* Instructions to follow *
Every line of the listing must be reproduced as it stands. Leave the images behind.

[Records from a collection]
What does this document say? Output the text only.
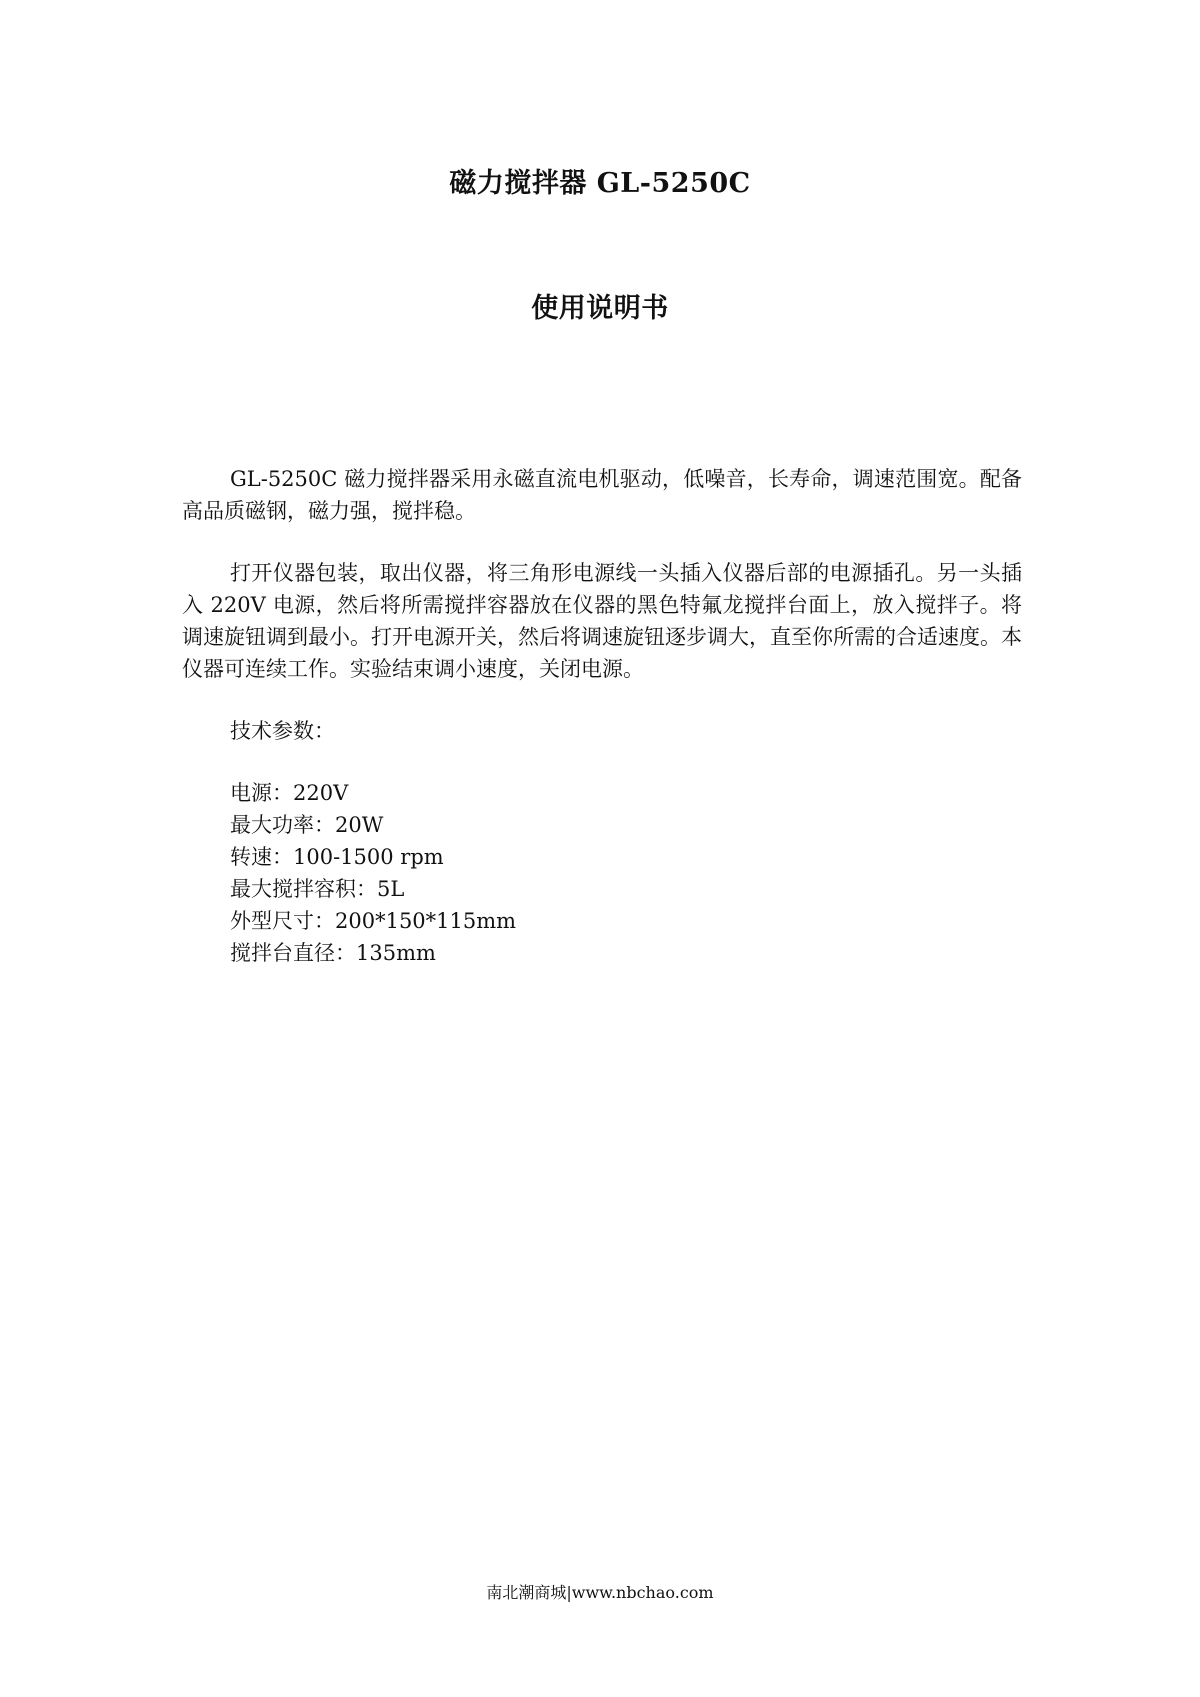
磁力搅拌器 GL-5250C
使用说明书

GL-5250C 磁力搅拌器采用永磁直流电机驱动，低噪音，长寿命，调速范围宽。配备高品质磁钢，磁力强，搅拌稳。

打开仪器包装，取出仪器，将三角形电源线一头插入仪器后部的电源插孔。另一头插入 220V 电源，然后将所需搅拌容器放在仪器的黑色特氟龙搅拌台面上，放入搅拌子。将调速旋钮调到最小。打开电源开关，然后将调速旋钮逐步调大，直至你所需的合适速度。本仪器可连续工作。实验结束调小速度，关闭电源。

技术参数：
电源：220V
最大功率：20W
转速：100-1500 rpm
最大搅拌容积：5L
外型尺寸：200*150*115mm
搅拌台直径：135mm
南北潮商城|www.nbchao.com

* Result of this task *
What does this document say? Output the text only.
磁力搅拌器 GL-5250C
使用说明书

GL-5250C 磁力搅拌器采用永磁直流电机驱动，低噪音，长寿命，调速范围宽。配备高品质磁钢，磁力强，搅拌稳。

打开仪器包装，取出仪器，将三角形电源线一头插入仪器后部的电源插孔。另一头插入 220V 电源，然后将所需搅拌容器放在仪器的黑色特氟龙搅拌台面上，放入搅拌子。将调速旋钮调到最小。打开电源开关，然后将调速旋钮逐步调大，直至你所需的合适速度。本仪器可连续工作。实验结束调小速度，关闭电源。

技术参数：
电源：220V
最大功率：20W
转速：100-1500 rpm
最大搅拌容积：5L
外型尺寸：200*150*115mm
搅拌台直径：135mm
南北潮商城|www.nbchao.com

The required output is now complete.